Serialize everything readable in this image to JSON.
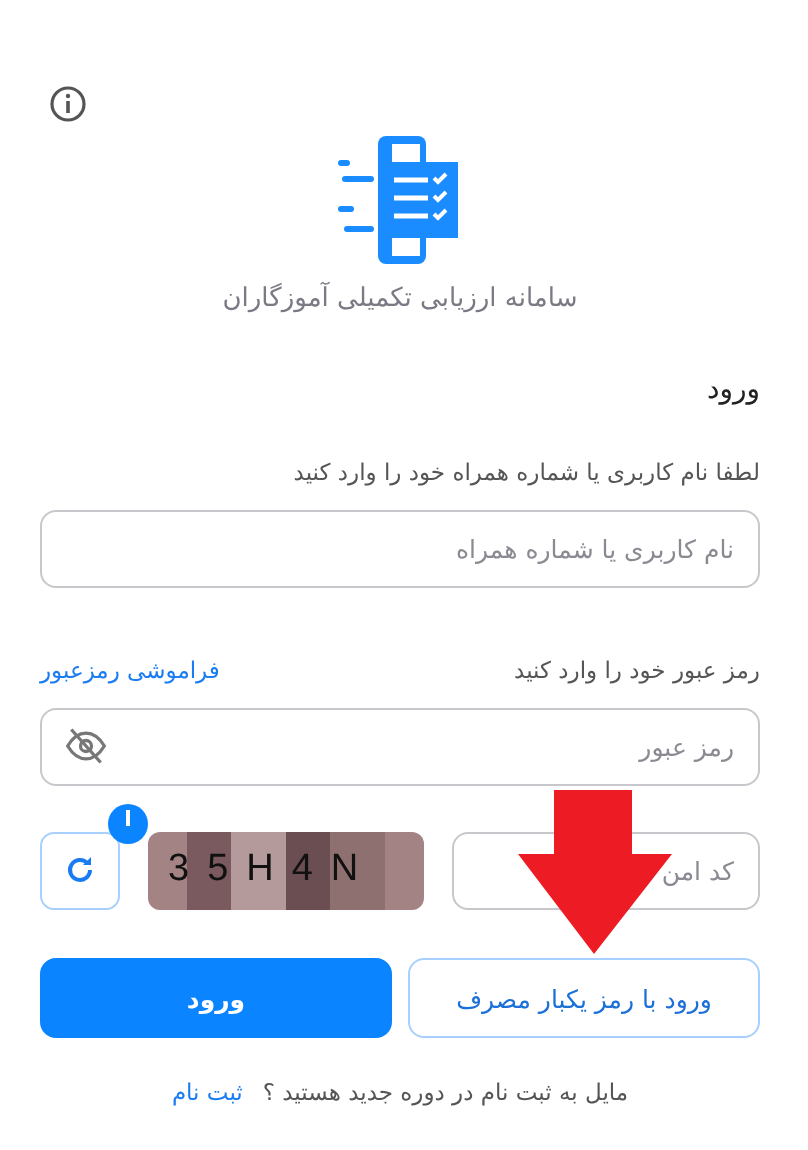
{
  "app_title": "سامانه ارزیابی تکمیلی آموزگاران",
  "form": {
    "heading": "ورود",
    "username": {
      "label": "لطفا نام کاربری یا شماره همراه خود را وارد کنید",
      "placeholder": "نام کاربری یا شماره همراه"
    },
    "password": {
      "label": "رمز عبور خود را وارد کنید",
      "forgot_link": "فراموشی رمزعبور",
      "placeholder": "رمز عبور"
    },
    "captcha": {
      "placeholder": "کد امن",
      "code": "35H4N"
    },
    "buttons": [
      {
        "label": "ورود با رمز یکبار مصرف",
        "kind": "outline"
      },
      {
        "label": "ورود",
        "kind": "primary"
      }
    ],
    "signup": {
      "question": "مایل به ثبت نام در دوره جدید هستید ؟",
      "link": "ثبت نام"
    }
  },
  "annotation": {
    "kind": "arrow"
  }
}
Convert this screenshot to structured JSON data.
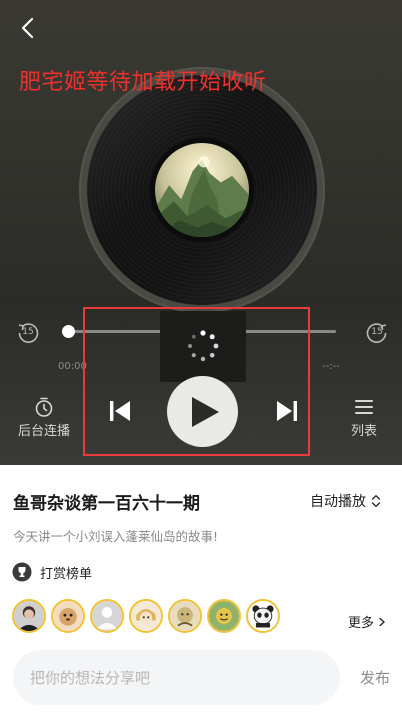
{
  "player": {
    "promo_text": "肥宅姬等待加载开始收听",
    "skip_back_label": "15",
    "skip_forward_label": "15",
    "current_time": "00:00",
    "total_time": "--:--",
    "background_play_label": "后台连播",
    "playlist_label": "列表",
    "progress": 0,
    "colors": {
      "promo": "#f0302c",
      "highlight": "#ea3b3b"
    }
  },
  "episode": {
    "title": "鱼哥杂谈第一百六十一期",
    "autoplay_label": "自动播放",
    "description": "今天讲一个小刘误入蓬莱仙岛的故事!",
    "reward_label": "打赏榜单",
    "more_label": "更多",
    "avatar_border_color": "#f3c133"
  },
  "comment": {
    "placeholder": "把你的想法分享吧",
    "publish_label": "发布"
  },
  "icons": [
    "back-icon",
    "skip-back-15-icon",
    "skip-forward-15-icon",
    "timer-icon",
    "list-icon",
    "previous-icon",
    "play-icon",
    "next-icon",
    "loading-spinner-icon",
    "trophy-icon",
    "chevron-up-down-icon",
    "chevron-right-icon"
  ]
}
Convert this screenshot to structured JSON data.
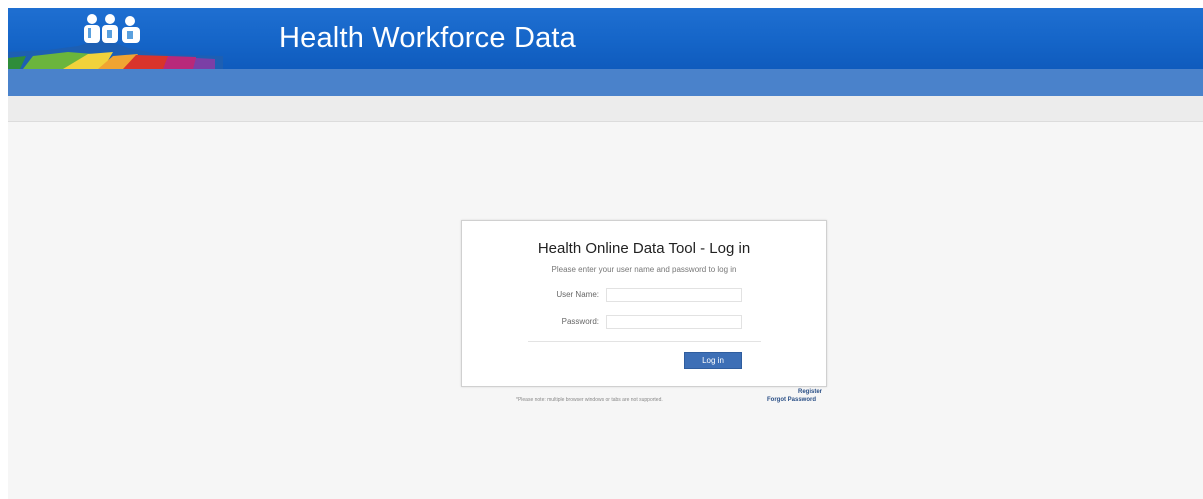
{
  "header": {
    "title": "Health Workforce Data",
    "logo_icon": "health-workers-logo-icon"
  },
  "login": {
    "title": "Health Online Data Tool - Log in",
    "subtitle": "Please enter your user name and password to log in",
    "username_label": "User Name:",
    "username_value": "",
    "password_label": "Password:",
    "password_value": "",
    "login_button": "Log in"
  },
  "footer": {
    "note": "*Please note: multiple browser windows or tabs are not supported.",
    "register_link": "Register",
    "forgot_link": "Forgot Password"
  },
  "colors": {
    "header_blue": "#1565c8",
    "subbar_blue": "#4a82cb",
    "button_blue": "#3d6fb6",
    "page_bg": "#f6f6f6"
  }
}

^^^^^^^^^^^^^^^^

Brief
Each line in the records above should be reproduced exactly; images are not copied.

Answer to the exercise
Serialize everything readable in this image to JSON.
{
  "app_title": "سامانه ارزیابی تکمیلی آموزگاران",
  "form": {
    "heading": "ورود",
    "username": {
      "label": "لطفا نام کاربری یا شماره همراه خود را وارد کنید",
      "placeholder": "نام کاربری یا شماره همراه"
    },
    "password": {
      "label": "رمز عبور خود را وارد کنید",
      "forgot_link": "فراموشی رمزعبور",
      "placeholder": "رمز عبور"
    },
    "captcha": {
      "placeholder": "کد امن",
      "code": "35H4N"
    },
    "buttons": [
      {
        "label": "ورود با رمز یکبار مصرف",
        "kind": "outline"
      },
      {
        "label": "ورود",
        "kind": "primary"
      }
    ],
    "signup": {
      "question": "مایل به ثبت نام در دوره جدید هستید ؟",
      "link": "ثبت نام"
    }
  },
  "annotation": {
    "kind": "arrow"
  }
}
Convert this screenshot to structured JSON data.
{
  "player": {
    "promo_text": "肥宅姬等待加载开始收听",
    "skip_back_label": "15",
    "skip_forward_label": "15",
    "current_time": "00:00",
    "total_time": "--:--",
    "background_play_label": "后台连播",
    "playlist_label": "列表",
    "progress": 0,
    "colors": {
      "promo": "#f0302c",
      "highlight": "#ea3b3b"
    }
  },
  "episode": {
    "title": "鱼哥杂谈第一百六十一期",
    "autoplay_label": "自动播放",
    "description": "今天讲一个小刘误入蓬莱仙岛的故事!",
    "reward_label": "打赏榜单",
    "more_label": "更多",
    "avatar_border_color": "#f3c133"
  },
  "comment": {
    "placeholder": "把你的想法分享吧",
    "publish_label": "发布"
  },
  "icons": [
    "back-icon",
    "skip-back-15-icon",
    "skip-forward-15-icon",
    "timer-icon",
    "list-icon",
    "previous-icon",
    "play-icon",
    "next-icon",
    "loading-spinner-icon",
    "trophy-icon",
    "chevron-up-down-icon",
    "chevron-right-icon"
  ]
}
Convert this screenshot to structured JSON data.
{
  "header": {
    "title": "Health Workforce Data",
    "logo_icon": "health-workers-logo-icon"
  },
  "login": {
    "title": "Health Online Data Tool - Log in",
    "subtitle": "Please enter your user name and password to log in",
    "username_label": "User Name:",
    "username_value": "",
    "password_label": "Password:",
    "password_value": "",
    "login_button": "Log in"
  },
  "footer": {
    "note": "*Please note: multiple browser windows or tabs are not supported.",
    "register_link": "Register",
    "forgot_link": "Forgot Password"
  },
  "colors": {
    "header_blue": "#1565c8",
    "subbar_blue": "#4a82cb",
    "button_blue": "#3d6fb6",
    "page_bg": "#f6f6f6"
  }
}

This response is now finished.